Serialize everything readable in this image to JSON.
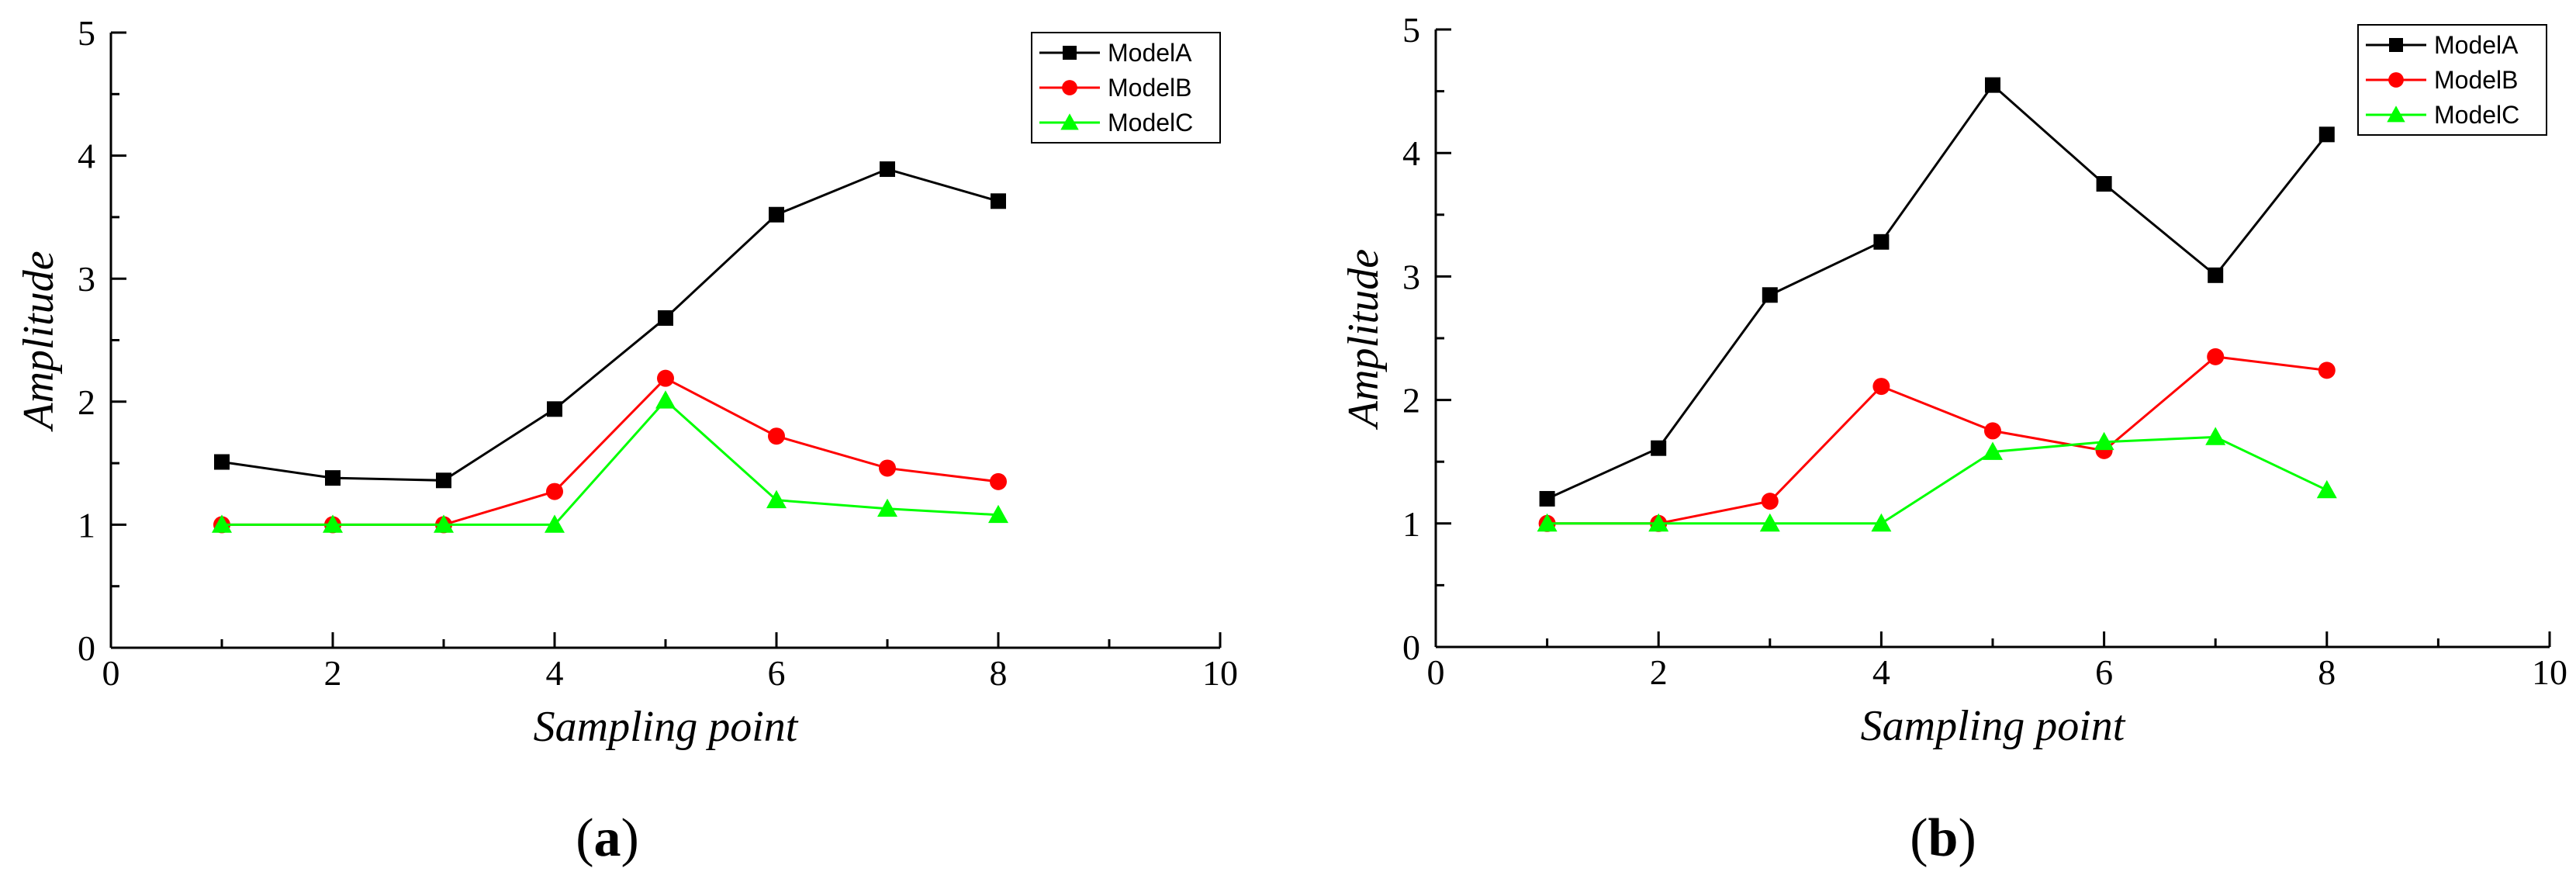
{
  "chart_data": [
    {
      "type": "line",
      "caption": "a",
      "xlabel": "Sampling point",
      "ylabel": "Amplitude",
      "xlim": [
        0,
        10
      ],
      "ylim": [
        0,
        5
      ],
      "x_ticks": [
        "0",
        "2",
        "4",
        "6",
        "8",
        "10"
      ],
      "y_ticks": [
        "0",
        "1",
        "2",
        "3",
        "4",
        "5"
      ],
      "legend_position": "top-right",
      "x": [
        1,
        2,
        3,
        4,
        5,
        6,
        7,
        8
      ],
      "series": [
        {
          "name": "ModelA",
          "color": "#000000",
          "marker": "square",
          "values": [
            1.51,
            1.38,
            1.36,
            1.94,
            2.68,
            3.52,
            3.89,
            3.63
          ]
        },
        {
          "name": "ModelB",
          "color": "#ff0000",
          "marker": "circle",
          "values": [
            1.0,
            1.0,
            1.0,
            1.27,
            2.19,
            1.72,
            1.46,
            1.35
          ]
        },
        {
          "name": "ModelC",
          "color": "#00ff00",
          "marker": "triangle",
          "values": [
            1.0,
            1.0,
            1.0,
            1.0,
            2.01,
            1.2,
            1.13,
            1.08
          ]
        }
      ]
    },
    {
      "type": "line",
      "caption": "b",
      "xlabel": "Sampling point",
      "ylabel": "Amplitude",
      "xlim": [
        0,
        10
      ],
      "ylim": [
        0,
        5
      ],
      "x_ticks": [
        "0",
        "2",
        "4",
        "6",
        "8",
        "10"
      ],
      "y_ticks": [
        "0",
        "1",
        "2",
        "3",
        "4",
        "5"
      ],
      "legend_position": "top-right",
      "x": [
        1,
        2,
        3,
        4,
        5,
        6,
        7,
        8
      ],
      "series": [
        {
          "name": "ModelA",
          "color": "#000000",
          "marker": "square",
          "values": [
            1.2,
            1.61,
            2.85,
            3.28,
            4.55,
            3.75,
            3.01,
            4.15
          ]
        },
        {
          "name": "ModelB",
          "color": "#ff0000",
          "marker": "circle",
          "values": [
            1.0,
            1.0,
            1.18,
            2.11,
            1.75,
            1.59,
            2.35,
            2.24
          ]
        },
        {
          "name": "ModelC",
          "color": "#00ff00",
          "marker": "triangle",
          "values": [
            1.0,
            1.0,
            1.0,
            1.0,
            1.58,
            1.66,
            1.7,
            1.27
          ]
        }
      ]
    }
  ]
}
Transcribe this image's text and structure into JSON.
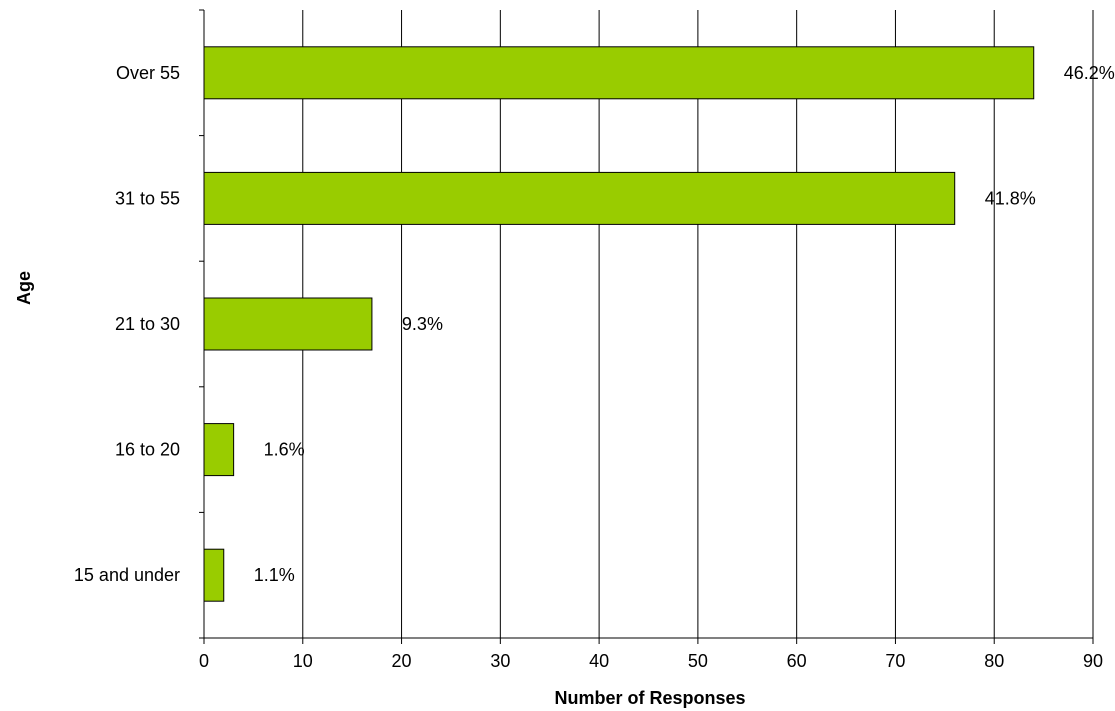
{
  "chart_data": {
    "type": "bar",
    "orientation": "horizontal",
    "categories": [
      "Over 55",
      "31 to 55",
      "21 to 30",
      "16 to 20",
      "15 and under"
    ],
    "values": [
      84,
      76,
      17,
      3,
      2
    ],
    "data_labels": [
      "46.2%",
      "41.8%",
      "9.3%",
      "1.6%",
      "1.1%"
    ],
    "xlabel": "Number of Responses",
    "ylabel": "Age",
    "xlim": [
      0,
      90
    ],
    "xticks": [
      0,
      10,
      20,
      30,
      40,
      50,
      60,
      70,
      80,
      90
    ],
    "grid": "vertical",
    "legend": "none",
    "bar_color": "#99cc00",
    "bar_outline": "#000000"
  }
}
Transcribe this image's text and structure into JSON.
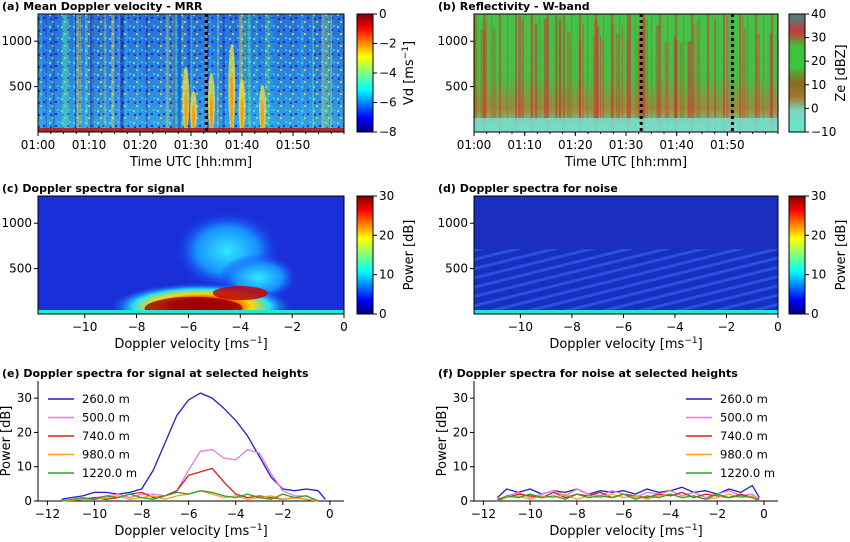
{
  "chart_data": [
    {
      "panel": "a",
      "type": "heatmap",
      "title": "(a) Mean Doppler velocity - MRR",
      "xlabel": "Time UTC [hh:mm]",
      "ylabel": "",
      "x_ticks": [
        "01:00",
        "01:10",
        "01:20",
        "01:30",
        "01:40",
        "01:50"
      ],
      "xlim_minutes": [
        0,
        60
      ],
      "y_ticks": [
        500,
        1000
      ],
      "ylim": [
        0,
        1300
      ],
      "colorbar": {
        "label_html": "Vd [ms<tspan baseline-shift='super' font-size='9'>-1</tspan>]",
        "label": "Vd [ms-1]",
        "ticks": [
          0,
          -2,
          -4,
          -6,
          -8
        ],
        "range": [
          -8,
          0
        ],
        "colormap": "jet"
      },
      "dotted_lines_minutes": [
        33
      ]
    },
    {
      "panel": "b",
      "type": "heatmap",
      "title": "(b) Reflectivity - W-band",
      "xlabel": "Time UTC [hh:mm]",
      "ylabel": "",
      "x_ticks": [
        "01:00",
        "01:10",
        "01:20",
        "01:30",
        "01:40",
        "01:50"
      ],
      "xlim_minutes": [
        0,
        60
      ],
      "y_ticks": [
        500,
        1000
      ],
      "ylim": [
        0,
        1300
      ],
      "colorbar": {
        "label": "Ze [dBZ]",
        "ticks": [
          40,
          30,
          20,
          10,
          0,
          -10
        ],
        "range": [
          -10,
          40
        ],
        "colormap": "terrain"
      },
      "dotted_lines_minutes": [
        33,
        51
      ]
    },
    {
      "panel": "c",
      "type": "heatmap",
      "title": "(c) Doppler spectra for signal",
      "xlabel": "Doppler velocity [ms-1]",
      "ylabel": "",
      "x_ticks": [
        -10,
        -8,
        -6,
        -4,
        -2,
        0
      ],
      "xlim": [
        -11.8,
        0
      ],
      "y_ticks": [
        500,
        1000
      ],
      "ylim": [
        0,
        1300
      ],
      "colorbar": {
        "label": "Power [dB]",
        "ticks": [
          30,
          20,
          10,
          0
        ],
        "range": [
          0,
          30
        ],
        "colormap": "jet"
      }
    },
    {
      "panel": "d",
      "type": "heatmap",
      "title": "(d) Doppler spectra for noise",
      "xlabel": "Doppler velocity [ms-1]",
      "ylabel": "",
      "x_ticks": [
        -10,
        -8,
        -6,
        -4,
        -2,
        0
      ],
      "xlim": [
        -11.8,
        0
      ],
      "y_ticks": [
        500,
        1000
      ],
      "ylim": [
        0,
        1300
      ],
      "colorbar": {
        "label": "Power [dB]",
        "ticks": [
          30,
          20,
          10,
          0
        ],
        "range": [
          0,
          30
        ],
        "colormap": "jet"
      }
    },
    {
      "panel": "e",
      "type": "line",
      "title": "(e) Doppler spectra for signal at selected heights",
      "xlabel": "Doppler velocity [ms-1]",
      "ylabel": "Power [dB]",
      "x_ticks": [
        -12,
        -10,
        -8,
        -6,
        -4,
        -2,
        0
      ],
      "xlim": [
        -12.4,
        0.6
      ],
      "y_ticks": [
        0,
        10,
        20,
        30
      ],
      "ylim": [
        0,
        35
      ],
      "legend_position": "top-left",
      "series": [
        {
          "name": "260.0 m",
          "color": "#1f1fc8",
          "x": [
            -11.4,
            -11,
            -10.5,
            -10,
            -9.5,
            -9,
            -8.5,
            -8,
            -7.5,
            -7,
            -6.5,
            -6,
            -5.5,
            -5,
            -4.5,
            -4,
            -3.5,
            -3,
            -2.5,
            -2,
            -1.5,
            -1,
            -0.5,
            -0.2
          ],
          "y": [
            0.5,
            1,
            1.5,
            2.5,
            2.5,
            2,
            2.5,
            3.5,
            9,
            17,
            25,
            29.5,
            31.5,
            30,
            27,
            23.5,
            19,
            13,
            7,
            3.5,
            3,
            3.5,
            3,
            0.5
          ]
        },
        {
          "name": "500.0 m",
          "color": "#e377e3",
          "x": [
            -11.4,
            -10.5,
            -10,
            -9.5,
            -9,
            -8.5,
            -8,
            -7.5,
            -7,
            -6.5,
            -6,
            -5.5,
            -5,
            -4.5,
            -4,
            -3.5,
            -3,
            -2.5,
            -2,
            -1.5,
            -1,
            -0.5
          ],
          "y": [
            0,
            0.5,
            1,
            1.5,
            2,
            1,
            2,
            2,
            1.5,
            3,
            9,
            14.5,
            15,
            12.5,
            12,
            15,
            14,
            8,
            3,
            1.5,
            1.5,
            0
          ]
        },
        {
          "name": "740.0 m",
          "color": "#d62020",
          "x": [
            -11.4,
            -10.5,
            -10,
            -9.5,
            -9,
            -8.5,
            -8,
            -7.5,
            -7,
            -6.5,
            -6,
            -5.5,
            -5,
            -4.5,
            -4,
            -3.5,
            -3,
            -2.5,
            -2,
            -1.5,
            -1,
            -0.5
          ],
          "y": [
            0,
            0.5,
            1,
            0.5,
            1,
            2,
            2.5,
            1,
            1.5,
            3,
            7.5,
            8.5,
            9.5,
            5.5,
            2,
            1,
            1.5,
            1,
            0.5,
            1,
            0.5,
            0
          ]
        },
        {
          "name": "980.0 m",
          "color": "#ff9f1c",
          "x": [
            -11.4,
            -10.5,
            -10,
            -9.5,
            -9,
            -8.5,
            -8,
            -7.5,
            -7,
            -6.5,
            -6,
            -5.5,
            -5,
            -4.5,
            -4,
            -3.5,
            -3,
            -2.5,
            -2,
            -1.5,
            -1,
            -0.5
          ],
          "y": [
            0,
            0.5,
            0.5,
            1,
            1.5,
            0.5,
            1,
            1.5,
            0.5,
            1.5,
            2,
            3,
            2,
            1,
            1.5,
            0.5,
            1,
            1.5,
            0.5,
            1,
            0.5,
            0
          ]
        },
        {
          "name": "1220.0 m",
          "color": "#2ca02c",
          "x": [
            -11.4,
            -10.5,
            -10,
            -9.5,
            -9,
            -8.5,
            -8,
            -7.5,
            -7,
            -6.5,
            -6,
            -5.5,
            -5,
            -4.5,
            -4,
            -3.5,
            -3,
            -2.5,
            -2,
            -1.5,
            -1,
            -0.5
          ],
          "y": [
            0,
            1,
            0.5,
            1.5,
            1,
            2,
            1,
            0.5,
            1.5,
            2.5,
            2,
            3,
            2.5,
            1.5,
            1,
            2,
            1,
            0.5,
            2,
            1,
            1.5,
            0
          ]
        }
      ]
    },
    {
      "panel": "f",
      "type": "line",
      "title": "(f) Doppler spectra for noise at selected heights",
      "xlabel": "Doppler velocity [ms-1]",
      "ylabel": "Power [dB]",
      "x_ticks": [
        -12,
        -10,
        -8,
        -6,
        -4,
        -2,
        0
      ],
      "xlim": [
        -12.4,
        0.6
      ],
      "y_ticks": [
        0,
        10,
        20,
        30
      ],
      "ylim": [
        0,
        35
      ],
      "legend_position": "top-right",
      "series": [
        {
          "name": "260.0 m",
          "color": "#1f1fc8",
          "x": [
            -11.4,
            -11,
            -10.5,
            -10,
            -9.5,
            -9,
            -8.5,
            -8,
            -7.5,
            -7,
            -6.5,
            -6,
            -5.5,
            -5,
            -4.5,
            -4,
            -3.5,
            -3,
            -2.5,
            -2,
            -1.5,
            -1,
            -0.5,
            -0.2
          ],
          "y": [
            1,
            3.5,
            2.5,
            3.5,
            2,
            3,
            2.5,
            3.5,
            2,
            3,
            2.5,
            3,
            2,
            3.5,
            2.5,
            3,
            4,
            2.5,
            3,
            2,
            3.5,
            2.5,
            4.5,
            1
          ]
        },
        {
          "name": "500.0 m",
          "color": "#e377e3",
          "x": [
            -11.4,
            -11,
            -10.5,
            -10,
            -9.5,
            -9,
            -8.5,
            -8,
            -7.5,
            -7,
            -6.5,
            -6,
            -5.5,
            -5,
            -4.5,
            -4,
            -3.5,
            -3,
            -2.5,
            -2,
            -1.5,
            -1,
            -0.5,
            -0.2
          ],
          "y": [
            0.5,
            1.5,
            2.5,
            1,
            2,
            3,
            1.5,
            3.5,
            2,
            1.5,
            3,
            2,
            1,
            2.5,
            2,
            3,
            1.5,
            2.5,
            1,
            2,
            3,
            1.5,
            2,
            0.5
          ]
        },
        {
          "name": "740.0 m",
          "color": "#d62020",
          "x": [
            -11.4,
            -11,
            -10.5,
            -10,
            -9.5,
            -9,
            -8.5,
            -8,
            -7.5,
            -7,
            -6.5,
            -6,
            -5.5,
            -5,
            -4.5,
            -4,
            -3.5,
            -3,
            -2.5,
            -2,
            -1.5,
            -1,
            -0.5,
            -0.2
          ],
          "y": [
            0.5,
            1,
            2,
            1.5,
            1,
            2.5,
            1,
            2,
            1.5,
            2.5,
            1,
            2,
            1.5,
            1,
            2,
            1.5,
            2.5,
            1,
            2,
            1.5,
            1,
            2,
            1,
            0.5
          ]
        },
        {
          "name": "980.0 m",
          "color": "#ff9f1c",
          "x": [
            -11.4,
            -11,
            -10.5,
            -10,
            -9.5,
            -9,
            -8.5,
            -8,
            -7.5,
            -7,
            -6.5,
            -6,
            -5.5,
            -5,
            -4.5,
            -4,
            -3.5,
            -3,
            -2.5,
            -2,
            -1.5,
            -1,
            -0.5,
            -0.2
          ],
          "y": [
            0,
            1,
            1.5,
            0.5,
            1.5,
            1,
            2,
            0.5,
            1.5,
            1,
            2,
            1,
            1.5,
            0.5,
            1.5,
            2,
            1,
            1.5,
            0.5,
            1,
            2,
            1,
            1.5,
            0
          ]
        },
        {
          "name": "1220.0 m",
          "color": "#2ca02c",
          "x": [
            -11.4,
            -11,
            -10.5,
            -10,
            -9.5,
            -9,
            -8.5,
            -8,
            -7.5,
            -7,
            -6.5,
            -6,
            -5.5,
            -5,
            -4.5,
            -4,
            -3.5,
            -3,
            -2.5,
            -2,
            -1.5,
            -1,
            -0.5,
            -0.2
          ],
          "y": [
            0,
            1.5,
            1,
            2,
            1,
            1.5,
            0.5,
            2,
            1,
            1.5,
            1,
            2,
            0.5,
            1.5,
            1,
            2,
            1,
            1.5,
            0.5,
            2,
            1,
            1.5,
            1,
            0
          ]
        }
      ]
    }
  ]
}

## What is being asked
Return all lines of the material above in which the word "title" occurs.

## Task response
      "title": "(a) Mean Doppler velocity - MRR",
      "title": "(b) Reflectivity - W-band",
      "title": "(c) Doppler spectra for signal",
      "title": "(d) Doppler spectra for noise",
      "title": "(e) Doppler spectra for signal at selected heights",
      "title": "(f) Doppler spectra for noise at selected heights",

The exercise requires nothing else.